GIVEN EXERCISE:
Repeat exactly each line of the data provided below.

┌─ DATASET RECORDS

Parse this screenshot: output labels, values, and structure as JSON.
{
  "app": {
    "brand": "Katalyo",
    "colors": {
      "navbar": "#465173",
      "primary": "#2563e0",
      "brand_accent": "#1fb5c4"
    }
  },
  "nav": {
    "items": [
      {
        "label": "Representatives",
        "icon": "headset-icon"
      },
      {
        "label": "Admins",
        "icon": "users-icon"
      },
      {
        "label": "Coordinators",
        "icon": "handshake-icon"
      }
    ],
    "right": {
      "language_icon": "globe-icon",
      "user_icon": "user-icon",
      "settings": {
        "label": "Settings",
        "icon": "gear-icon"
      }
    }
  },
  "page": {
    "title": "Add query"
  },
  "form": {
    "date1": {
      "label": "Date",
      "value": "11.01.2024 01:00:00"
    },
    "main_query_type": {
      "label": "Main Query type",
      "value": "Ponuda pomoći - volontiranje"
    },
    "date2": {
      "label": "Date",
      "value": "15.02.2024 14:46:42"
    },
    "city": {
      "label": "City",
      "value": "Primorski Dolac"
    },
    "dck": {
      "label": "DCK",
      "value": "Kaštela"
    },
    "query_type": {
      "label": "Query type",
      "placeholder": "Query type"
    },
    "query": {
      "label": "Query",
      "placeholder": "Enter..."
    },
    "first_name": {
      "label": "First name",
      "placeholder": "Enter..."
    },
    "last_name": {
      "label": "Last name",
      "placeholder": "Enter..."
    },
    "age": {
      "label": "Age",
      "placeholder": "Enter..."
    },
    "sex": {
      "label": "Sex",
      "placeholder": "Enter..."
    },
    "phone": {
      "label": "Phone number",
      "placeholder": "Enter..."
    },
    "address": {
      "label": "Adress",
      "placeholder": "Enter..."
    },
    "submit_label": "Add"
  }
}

└─

SOLUTION FOR THIS PROBLEM:
Parse this screenshot: output labels, values, and structure as JSON.
{
  "app": {
    "brand": "Katalyo",
    "colors": {
      "navbar": "#465173",
      "primary": "#2563e0",
      "brand_accent": "#1fb5c4"
    }
  },
  "nav": {
    "items": [
      {
        "label": "Representatives",
        "icon": "headset-icon"
      },
      {
        "label": "Admins",
        "icon": "users-icon"
      },
      {
        "label": "Coordinators",
        "icon": "handshake-icon"
      }
    ],
    "right": {
      "language_icon": "globe-icon",
      "user_icon": "user-icon",
      "settings": {
        "label": "Settings",
        "icon": "gear-icon"
      }
    }
  },
  "page": {
    "title": "Add query"
  },
  "form": {
    "date1": {
      "label": "Date",
      "value": "11.01.2024 01:00:00"
    },
    "main_query_type": {
      "label": "Main Query type",
      "value": "Ponuda pomoći - volontiranje"
    },
    "date2": {
      "label": "Date",
      "value": "15.02.2024 14:46:42"
    },
    "city": {
      "label": "City",
      "value": "Primorski Dolac"
    },
    "dck": {
      "label": "DCK",
      "value": "Kaštela"
    },
    "query_type": {
      "label": "Query type",
      "placeholder": "Query type"
    },
    "query": {
      "label": "Query",
      "placeholder": "Enter..."
    },
    "first_name": {
      "label": "First name",
      "placeholder": "Enter..."
    },
    "last_name": {
      "label": "Last name",
      "placeholder": "Enter..."
    },
    "age": {
      "label": "Age",
      "placeholder": "Enter..."
    },
    "sex": {
      "label": "Sex",
      "placeholder": "Enter..."
    },
    "phone": {
      "label": "Phone number",
      "placeholder": "Enter..."
    },
    "address": {
      "label": "Adress",
      "placeholder": "Enter..."
    },
    "submit_label": "Add"
  }
}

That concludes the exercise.